* [INSTRUCTIONS TO FOLLOW]: For each line below that contains the string "음악회를", copy that line.

┌─ LISTING

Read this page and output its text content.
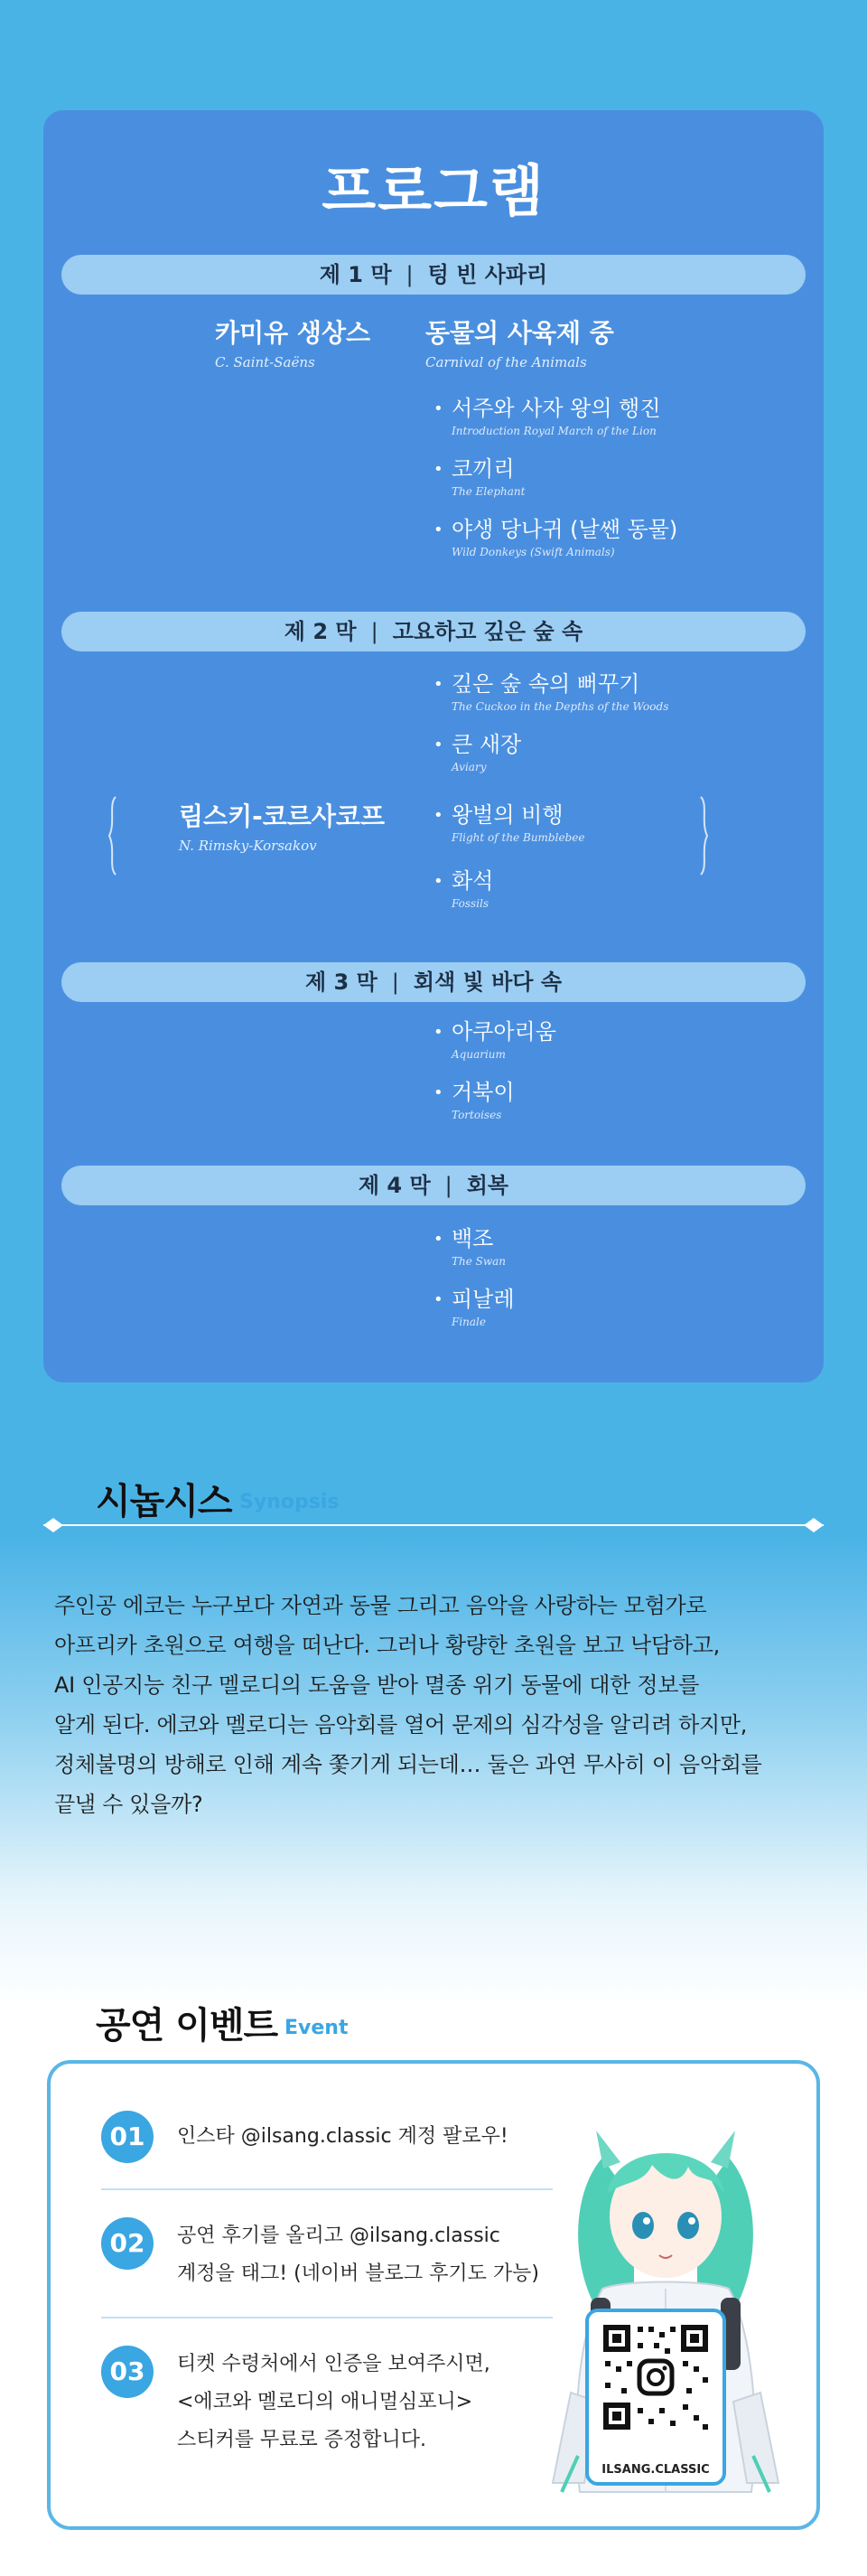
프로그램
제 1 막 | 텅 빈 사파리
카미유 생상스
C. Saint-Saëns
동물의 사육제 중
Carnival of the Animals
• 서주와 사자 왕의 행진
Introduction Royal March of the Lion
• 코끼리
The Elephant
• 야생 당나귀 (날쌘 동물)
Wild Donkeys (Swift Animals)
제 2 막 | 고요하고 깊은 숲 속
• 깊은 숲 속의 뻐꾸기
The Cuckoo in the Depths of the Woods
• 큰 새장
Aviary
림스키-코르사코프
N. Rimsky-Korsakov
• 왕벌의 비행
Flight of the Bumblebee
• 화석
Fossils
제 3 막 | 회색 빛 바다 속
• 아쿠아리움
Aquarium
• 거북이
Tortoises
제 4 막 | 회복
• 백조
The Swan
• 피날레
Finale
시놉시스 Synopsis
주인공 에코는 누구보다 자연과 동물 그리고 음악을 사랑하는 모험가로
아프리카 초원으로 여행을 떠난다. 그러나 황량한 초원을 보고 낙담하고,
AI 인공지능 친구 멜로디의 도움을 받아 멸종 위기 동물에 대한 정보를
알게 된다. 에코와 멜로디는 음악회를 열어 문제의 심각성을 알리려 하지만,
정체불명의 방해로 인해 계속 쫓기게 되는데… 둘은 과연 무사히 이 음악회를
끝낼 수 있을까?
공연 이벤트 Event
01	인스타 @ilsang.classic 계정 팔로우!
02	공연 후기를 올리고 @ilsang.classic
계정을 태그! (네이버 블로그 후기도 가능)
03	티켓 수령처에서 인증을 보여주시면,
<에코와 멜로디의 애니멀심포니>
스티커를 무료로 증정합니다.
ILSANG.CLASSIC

└─
┌─ LISTING

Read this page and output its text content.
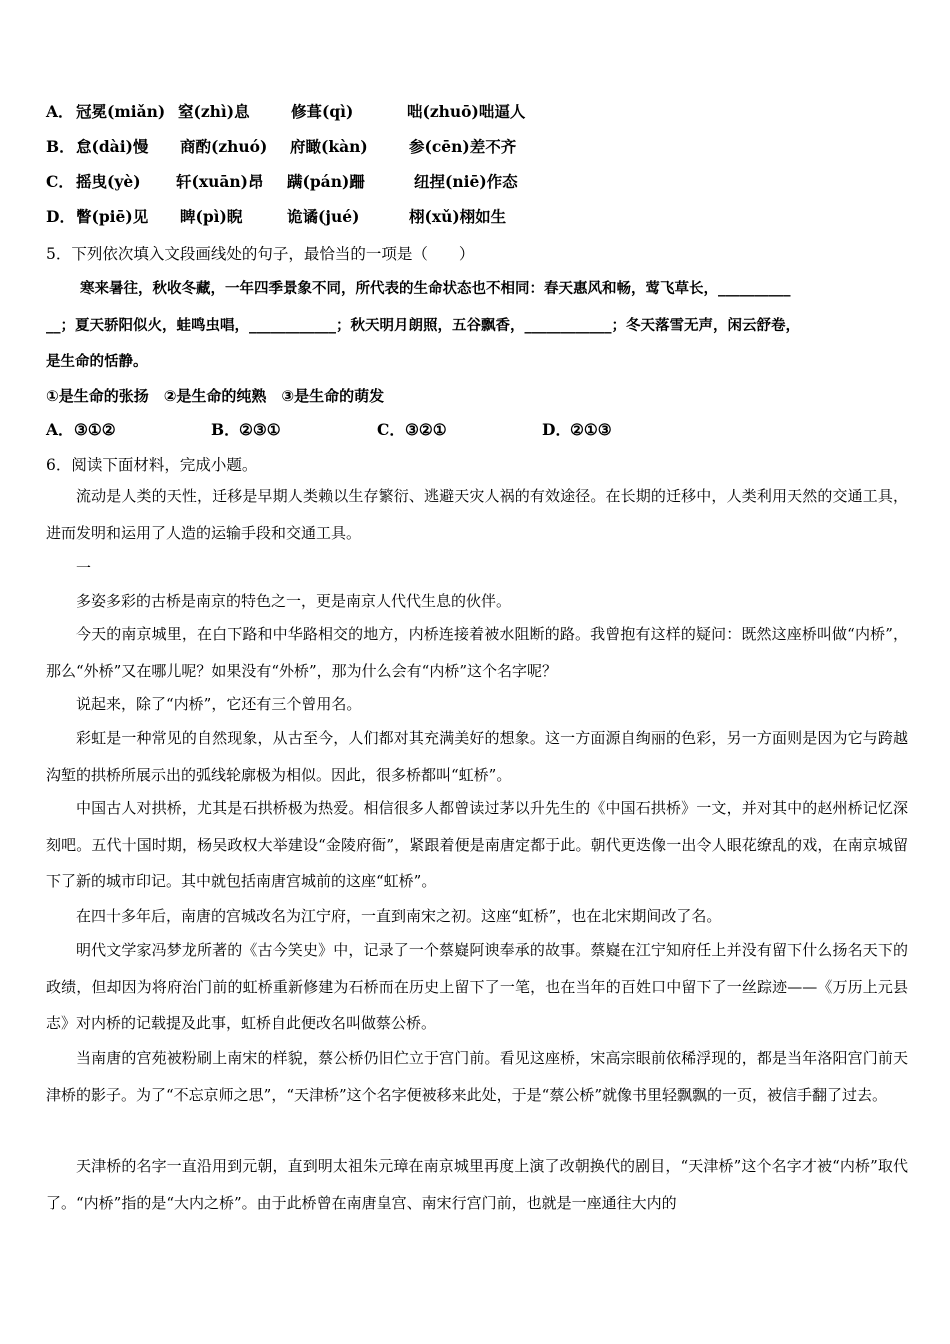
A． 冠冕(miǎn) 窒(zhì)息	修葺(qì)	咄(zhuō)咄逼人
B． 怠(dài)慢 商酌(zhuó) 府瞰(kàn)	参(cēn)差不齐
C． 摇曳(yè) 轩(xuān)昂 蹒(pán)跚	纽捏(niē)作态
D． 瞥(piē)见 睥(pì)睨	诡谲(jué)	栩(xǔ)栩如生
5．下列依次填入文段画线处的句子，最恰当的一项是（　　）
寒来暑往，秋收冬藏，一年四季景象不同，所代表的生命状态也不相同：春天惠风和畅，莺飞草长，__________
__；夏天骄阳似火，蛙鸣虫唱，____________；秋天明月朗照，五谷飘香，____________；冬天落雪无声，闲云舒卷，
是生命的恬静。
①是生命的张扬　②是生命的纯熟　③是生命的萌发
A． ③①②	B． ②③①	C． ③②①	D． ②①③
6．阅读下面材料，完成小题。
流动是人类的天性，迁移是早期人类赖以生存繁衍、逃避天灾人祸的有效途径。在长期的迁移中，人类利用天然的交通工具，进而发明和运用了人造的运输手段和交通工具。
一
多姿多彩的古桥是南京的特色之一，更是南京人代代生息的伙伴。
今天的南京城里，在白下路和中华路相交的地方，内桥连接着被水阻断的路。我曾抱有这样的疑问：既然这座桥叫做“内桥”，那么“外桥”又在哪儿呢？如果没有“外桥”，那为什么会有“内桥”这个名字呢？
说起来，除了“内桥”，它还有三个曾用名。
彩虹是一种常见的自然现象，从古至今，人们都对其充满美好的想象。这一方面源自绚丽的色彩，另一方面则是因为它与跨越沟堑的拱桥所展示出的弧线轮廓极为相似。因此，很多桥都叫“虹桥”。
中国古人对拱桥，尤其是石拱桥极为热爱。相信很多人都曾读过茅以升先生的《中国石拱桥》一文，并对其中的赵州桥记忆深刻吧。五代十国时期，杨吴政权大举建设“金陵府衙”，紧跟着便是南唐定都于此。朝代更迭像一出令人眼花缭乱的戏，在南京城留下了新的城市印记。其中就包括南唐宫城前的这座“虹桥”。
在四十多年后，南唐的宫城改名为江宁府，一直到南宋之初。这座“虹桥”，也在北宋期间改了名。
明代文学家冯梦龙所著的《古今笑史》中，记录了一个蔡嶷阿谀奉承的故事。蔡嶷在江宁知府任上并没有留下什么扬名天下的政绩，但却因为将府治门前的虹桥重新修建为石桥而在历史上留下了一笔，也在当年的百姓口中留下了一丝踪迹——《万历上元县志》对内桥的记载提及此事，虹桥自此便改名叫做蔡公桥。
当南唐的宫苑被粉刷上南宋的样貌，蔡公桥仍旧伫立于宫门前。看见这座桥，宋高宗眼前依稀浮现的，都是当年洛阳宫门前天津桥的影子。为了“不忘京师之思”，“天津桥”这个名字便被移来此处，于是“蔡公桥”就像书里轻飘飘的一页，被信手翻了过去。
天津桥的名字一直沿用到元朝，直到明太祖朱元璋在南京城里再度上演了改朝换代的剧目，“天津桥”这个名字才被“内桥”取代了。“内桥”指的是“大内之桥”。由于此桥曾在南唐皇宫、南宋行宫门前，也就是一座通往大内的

└─

* [IN RESPONSE]:
알게 된다. 에코와 멜로디는 음악회를 열어 문제의 심각성을 알리려 하지만,
정체불명의 방해로 인해 계속 쫓기게 되는데… 둘은 과연 무사히 이 음악회를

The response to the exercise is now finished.